* Problem description:
Extract the complete listing and repeat it word for word.

* Data excerpts:
►

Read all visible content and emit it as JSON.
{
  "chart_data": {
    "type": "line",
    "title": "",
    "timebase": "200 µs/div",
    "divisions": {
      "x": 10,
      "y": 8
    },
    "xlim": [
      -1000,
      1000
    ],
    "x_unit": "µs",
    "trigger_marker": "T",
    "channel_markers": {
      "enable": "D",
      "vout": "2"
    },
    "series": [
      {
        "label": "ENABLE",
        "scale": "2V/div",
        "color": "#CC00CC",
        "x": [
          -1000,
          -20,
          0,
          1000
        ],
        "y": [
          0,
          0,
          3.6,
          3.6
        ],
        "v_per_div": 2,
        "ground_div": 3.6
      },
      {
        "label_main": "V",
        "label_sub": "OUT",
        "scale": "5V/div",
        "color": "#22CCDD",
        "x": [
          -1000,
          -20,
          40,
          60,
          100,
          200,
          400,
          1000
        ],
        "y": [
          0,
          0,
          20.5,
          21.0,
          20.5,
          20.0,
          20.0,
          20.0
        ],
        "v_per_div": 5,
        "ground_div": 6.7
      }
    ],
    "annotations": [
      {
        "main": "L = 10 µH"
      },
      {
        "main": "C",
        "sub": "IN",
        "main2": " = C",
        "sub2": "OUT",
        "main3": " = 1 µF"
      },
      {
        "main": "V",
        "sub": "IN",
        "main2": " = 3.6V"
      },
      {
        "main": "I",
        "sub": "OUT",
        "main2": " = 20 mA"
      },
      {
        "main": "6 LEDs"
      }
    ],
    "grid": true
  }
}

◄

* Result:
Read all visible content and emit it as JSON.
{
  "chart_data": {
    "type": "line",
    "title": "",
    "timebase": "200 µs/div",
    "divisions": {
      "x": 10,
      "y": 8
    },
    "xlim": [
      -1000,
      1000
    ],
    "x_unit": "µs",
    "trigger_marker": "T",
    "channel_markers": {
      "enable": "D",
      "vout": "2"
    },
    "series": [
      {
        "label": "ENABLE",
        "scale": "2V/div",
        "color": "#CC00CC",
        "x": [
          -1000,
          -20,
          0,
          1000
        ],
        "y": [
          0,
          0,
          3.6,
          3.6
        ],
        "v_per_div": 2,
        "ground_div": 3.6
      },
      {
        "label_main": "V",
        "label_sub": "OUT",
        "scale": "5V/div",
        "color": "#22CCDD",
        "x": [
          -1000,
          -20,
          40,
          60,
          100,
          200,
          400,
          1000
        ],
        "y": [
          0,
          0,
          20.5,
          21.0,
          20.5,
          20.0,
          20.0,
          20.0
        ],
        "v_per_div": 5,
        "ground_div": 6.7
      }
    ],
    "annotations": [
      {
        "main": "L = 10 µH"
      },
      {
        "main": "C",
        "sub": "IN",
        "main2": " = C",
        "sub2": "OUT",
        "main3": " = 1 µF"
      },
      {
        "main": "V",
        "sub": "IN",
        "main2": " = 3.6V"
      },
      {
        "main": "I",
        "sub": "OUT",
        "main2": " = 20 mA"
      },
      {
        "main": "6 LEDs"
      }
    ],
    "grid": true
  }
}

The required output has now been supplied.